**Available data**.

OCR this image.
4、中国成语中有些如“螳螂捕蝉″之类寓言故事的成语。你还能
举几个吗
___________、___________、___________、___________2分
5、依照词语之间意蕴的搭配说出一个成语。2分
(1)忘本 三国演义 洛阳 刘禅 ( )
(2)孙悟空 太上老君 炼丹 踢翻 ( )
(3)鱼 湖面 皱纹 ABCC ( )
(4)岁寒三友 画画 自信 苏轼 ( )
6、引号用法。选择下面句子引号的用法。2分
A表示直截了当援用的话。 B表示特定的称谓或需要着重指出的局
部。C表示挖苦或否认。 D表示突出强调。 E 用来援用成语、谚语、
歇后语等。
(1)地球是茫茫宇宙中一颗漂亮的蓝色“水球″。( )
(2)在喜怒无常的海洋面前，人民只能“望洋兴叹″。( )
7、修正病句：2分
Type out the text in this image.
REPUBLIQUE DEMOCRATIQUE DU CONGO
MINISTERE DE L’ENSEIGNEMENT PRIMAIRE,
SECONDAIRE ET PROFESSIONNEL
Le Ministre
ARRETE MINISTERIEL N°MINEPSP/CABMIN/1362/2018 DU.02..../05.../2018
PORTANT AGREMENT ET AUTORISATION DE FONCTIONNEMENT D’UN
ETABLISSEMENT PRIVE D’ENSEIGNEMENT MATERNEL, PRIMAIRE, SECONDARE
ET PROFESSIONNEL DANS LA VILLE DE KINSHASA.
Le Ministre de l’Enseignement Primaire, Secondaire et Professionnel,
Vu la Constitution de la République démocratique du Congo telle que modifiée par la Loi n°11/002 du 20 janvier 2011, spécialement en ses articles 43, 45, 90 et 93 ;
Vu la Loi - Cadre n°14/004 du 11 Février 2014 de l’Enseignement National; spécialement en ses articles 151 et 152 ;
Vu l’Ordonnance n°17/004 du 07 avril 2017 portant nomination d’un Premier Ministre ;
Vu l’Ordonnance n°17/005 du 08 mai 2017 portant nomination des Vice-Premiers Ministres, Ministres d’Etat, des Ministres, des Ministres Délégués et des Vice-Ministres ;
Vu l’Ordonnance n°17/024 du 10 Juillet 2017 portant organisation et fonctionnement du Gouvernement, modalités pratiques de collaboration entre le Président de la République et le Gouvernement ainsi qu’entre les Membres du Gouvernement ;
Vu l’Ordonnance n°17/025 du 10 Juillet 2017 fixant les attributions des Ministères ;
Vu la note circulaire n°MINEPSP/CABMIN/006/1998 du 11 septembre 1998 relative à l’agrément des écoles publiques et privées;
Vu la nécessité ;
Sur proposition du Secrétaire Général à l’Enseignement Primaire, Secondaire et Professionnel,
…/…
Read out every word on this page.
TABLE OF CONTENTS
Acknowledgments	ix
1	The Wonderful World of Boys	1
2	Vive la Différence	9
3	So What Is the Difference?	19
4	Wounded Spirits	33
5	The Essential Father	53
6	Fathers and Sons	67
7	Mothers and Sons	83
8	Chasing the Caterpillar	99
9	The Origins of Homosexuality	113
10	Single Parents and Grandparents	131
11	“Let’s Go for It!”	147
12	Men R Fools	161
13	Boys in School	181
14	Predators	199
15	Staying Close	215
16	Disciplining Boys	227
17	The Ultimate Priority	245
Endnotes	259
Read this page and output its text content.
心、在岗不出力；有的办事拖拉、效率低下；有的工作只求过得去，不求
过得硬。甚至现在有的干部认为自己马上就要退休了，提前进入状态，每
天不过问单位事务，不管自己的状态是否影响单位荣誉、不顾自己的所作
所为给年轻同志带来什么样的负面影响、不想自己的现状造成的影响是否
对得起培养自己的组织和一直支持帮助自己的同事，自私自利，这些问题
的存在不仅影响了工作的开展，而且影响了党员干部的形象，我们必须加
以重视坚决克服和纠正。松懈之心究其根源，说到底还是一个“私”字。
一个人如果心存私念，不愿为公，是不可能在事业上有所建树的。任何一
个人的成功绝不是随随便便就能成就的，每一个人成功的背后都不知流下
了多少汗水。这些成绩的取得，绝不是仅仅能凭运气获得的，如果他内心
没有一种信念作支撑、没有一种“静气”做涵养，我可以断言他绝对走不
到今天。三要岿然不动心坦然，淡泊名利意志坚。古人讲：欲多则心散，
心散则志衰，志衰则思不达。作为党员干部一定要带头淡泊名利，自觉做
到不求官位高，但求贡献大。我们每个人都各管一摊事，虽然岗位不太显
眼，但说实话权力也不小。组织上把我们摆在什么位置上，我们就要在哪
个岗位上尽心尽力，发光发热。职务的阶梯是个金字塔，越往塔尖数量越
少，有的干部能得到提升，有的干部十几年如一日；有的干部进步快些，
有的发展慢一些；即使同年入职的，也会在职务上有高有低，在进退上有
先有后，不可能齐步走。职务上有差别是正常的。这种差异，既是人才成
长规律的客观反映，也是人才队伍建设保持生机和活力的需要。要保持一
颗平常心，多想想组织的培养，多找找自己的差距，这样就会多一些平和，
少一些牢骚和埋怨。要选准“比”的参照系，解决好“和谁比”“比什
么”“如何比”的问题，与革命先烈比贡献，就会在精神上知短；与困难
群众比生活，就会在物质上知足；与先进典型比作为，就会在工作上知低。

**Instructions to follow**. Return all of the entries word for word.

**Output of the exercise**.
OCR this image.
4、中国成语中有些如“螳螂捕蝉″之类寓言故事的成语。你还能
举几个吗
___________、___________、___________、___________2分
5、依照词语之间意蕴的搭配说出一个成语。2分
(1)忘本 三国演义 洛阳 刘禅 ( )
(2)孙悟空 太上老君 炼丹 踢翻 ( )
(3)鱼 湖面 皱纹 ABCC ( )
(4)岁寒三友 画画 自信 苏轼 ( )
6、引号用法。选择下面句子引号的用法。2分
A表示直截了当援用的话。 B表示特定的称谓或需要着重指出的局
部。C表示挖苦或否认。 D表示突出强调。 E 用来援用成语、谚语、
歇后语等。
(1)地球是茫茫宇宙中一颗漂亮的蓝色“水球″。( )
(2)在喜怒无常的海洋面前，人民只能“望洋兴叹″。( )
7、修正病句：2分
Type out the text in this image.
REPUBLIQUE DEMOCRATIQUE DU CONGO
MINISTERE DE L’ENSEIGNEMENT PRIMAIRE,
SECONDAIRE ET PROFESSIONNEL
Le Ministre
ARRETE MINISTERIEL N°MINEPSP/CABMIN/1362/2018 DU.02..../05.../2018
PORTANT AGREMENT ET AUTORISATION DE FONCTIONNEMENT D’UN
ETABLISSEMENT PRIVE D’ENSEIGNEMENT MATERNEL, PRIMAIRE, SECONDARE
ET PROFESSIONNEL DANS LA VILLE DE KINSHASA.
Le Ministre de l’Enseignement Primaire, Secondaire et Professionnel,
Vu la Constitution de la République démocratique du Congo telle que modifiée par la Loi n°11/002 du 20 janvier 2011, spécialement en ses articles 43, 45, 90 et 93 ;
Vu la Loi - Cadre n°14/004 du 11 Février 2014 de l’Enseignement National; spécialement en ses articles 151 et 152 ;
Vu l’Ordonnance n°17/004 du 07 avril 2017 portant nomination d’un Premier Ministre ;
Vu l’Ordonnance n°17/005 du 08 mai 2017 portant nomination des Vice-Premiers Ministres, Ministres d’Etat, des Ministres, des Ministres Délégués et des Vice-Ministres ;
Vu l’Ordonnance n°17/024 du 10 Juillet 2017 portant organisation et fonctionnement du Gouvernement, modalités pratiques de collaboration entre le Président de la République et le Gouvernement ainsi qu’entre les Membres du Gouvernement ;
Vu l’Ordonnance n°17/025 du 10 Juillet 2017 fixant les attributions des Ministères ;
Vu la note circulaire n°MINEPSP/CABMIN/006/1998 du 11 septembre 1998 relative à l’agrément des écoles publiques et privées;
Vu la nécessité ;
Sur proposition du Secrétaire Général à l’Enseignement Primaire, Secondaire et Professionnel,
…/…
Read out every word on this page.
TABLE OF CONTENTS
Acknowledgments	ix
1	The Wonderful World of Boys	1
2	Vive la Différence	9
3	So What Is the Difference?	19
4	Wounded Spirits	33
5	The Essential Father	53
6	Fathers and Sons	67
7	Mothers and Sons	83
8	Chasing the Caterpillar	99
9	The Origins of Homosexuality	113
10	Single Parents and Grandparents	131
11	“Let’s Go for It!”	147
12	Men R Fools	161
13	Boys in School	181
14	Predators	199
15	Staying Close	215
16	Disciplining Boys	227
17	The Ultimate Priority	245
Endnotes	259
Read this page and output its text content.
心、在岗不出力；有的办事拖拉、效率低下；有的工作只求过得去，不求
过得硬。甚至现在有的干部认为自己马上就要退休了，提前进入状态，每
天不过问单位事务，不管自己的状态是否影响单位荣誉、不顾自己的所作
所为给年轻同志带来什么样的负面影响、不想自己的现状造成的影响是否
对得起培养自己的组织和一直支持帮助自己的同事，自私自利，这些问题
的存在不仅影响了工作的开展，而且影响了党员干部的形象，我们必须加
以重视坚决克服和纠正。松懈之心究其根源，说到底还是一个“私”字。
一个人如果心存私念，不愿为公，是不可能在事业上有所建树的。任何一
个人的成功绝不是随随便便就能成就的，每一个人成功的背后都不知流下
了多少汗水。这些成绩的取得，绝不是仅仅能凭运气获得的，如果他内心
没有一种信念作支撑、没有一种“静气”做涵养，我可以断言他绝对走不
到今天。三要岿然不动心坦然，淡泊名利意志坚。古人讲：欲多则心散，
心散则志衰，志衰则思不达。作为党员干部一定要带头淡泊名利，自觉做
到不求官位高，但求贡献大。我们每个人都各管一摊事，虽然岗位不太显
眼，但说实话权力也不小。组织上把我们摆在什么位置上，我们就要在哪
个岗位上尽心尽力，发光发热。职务的阶梯是个金字塔，越往塔尖数量越
少，有的干部能得到提升，有的干部十几年如一日；有的干部进步快些，
有的发展慢一些；即使同年入职的，也会在职务上有高有低，在进退上有
先有后，不可能齐步走。职务上有差别是正常的。这种差异，既是人才成
长规律的客观反映，也是人才队伍建设保持生机和活力的需要。要保持一
颗平常心，多想想组织的培养，多找找自己的差距，这样就会多一些平和，
少一些牢骚和埋怨。要选准“比”的参照系，解决好“和谁比”“比什
么”“如何比”的问题，与革命先烈比贡献，就会在精神上知短；与困难
群众比生活，就会在物质上知足；与先进典型比作为，就会在工作上知低。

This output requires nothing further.